(begin)
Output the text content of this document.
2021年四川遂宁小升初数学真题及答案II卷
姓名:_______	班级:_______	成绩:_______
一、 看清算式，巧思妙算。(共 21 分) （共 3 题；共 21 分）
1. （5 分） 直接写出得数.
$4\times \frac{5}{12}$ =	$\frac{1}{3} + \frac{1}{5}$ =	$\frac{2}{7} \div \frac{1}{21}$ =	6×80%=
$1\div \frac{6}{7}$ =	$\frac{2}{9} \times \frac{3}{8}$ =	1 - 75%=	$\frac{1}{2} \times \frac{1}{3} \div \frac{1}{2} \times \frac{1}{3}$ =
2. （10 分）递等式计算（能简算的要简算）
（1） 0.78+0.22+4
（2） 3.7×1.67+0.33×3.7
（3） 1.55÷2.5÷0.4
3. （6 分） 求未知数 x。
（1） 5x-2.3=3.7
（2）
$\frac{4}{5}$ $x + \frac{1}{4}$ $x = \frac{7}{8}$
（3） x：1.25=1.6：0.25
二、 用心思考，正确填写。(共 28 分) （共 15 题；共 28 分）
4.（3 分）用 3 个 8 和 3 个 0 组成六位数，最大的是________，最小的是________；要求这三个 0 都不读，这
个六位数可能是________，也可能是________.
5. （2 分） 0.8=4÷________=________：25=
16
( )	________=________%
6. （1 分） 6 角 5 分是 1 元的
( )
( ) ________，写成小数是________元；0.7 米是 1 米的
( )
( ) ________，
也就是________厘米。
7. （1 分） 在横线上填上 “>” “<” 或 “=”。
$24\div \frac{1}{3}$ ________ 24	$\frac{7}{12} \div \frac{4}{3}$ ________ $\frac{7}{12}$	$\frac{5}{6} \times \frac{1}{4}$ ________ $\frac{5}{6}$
(end)
#### What is required
Identify the lines above that contain the word "frac", then copy them.

#### Written response
$4\times \frac{5}{12}$ =	$\frac{1}{3} + \frac{1}{5}$ =	$\frac{2}{7} \div \frac{1}{21}$ =	6×80%=
$1\div \frac{6}{7}$ =	$\frac{2}{9} \times \frac{3}{8}$ =	1 - 75%=	$\frac{1}{2} \times \frac{1}{3} \div \frac{1}{2} \times \frac{1}{3}$ =
$\frac{4}{5}$ $x + \frac{1}{4}$ $x = \frac{7}{8}$
$24\div \frac{1}{3}$ ________ 24	$\frac{7}{12} \div \frac{4}{3}$ ________ $\frac{7}{12}$	$\frac{5}{6} \times \frac{1}{4}$ ________ $\frac{5}{6}$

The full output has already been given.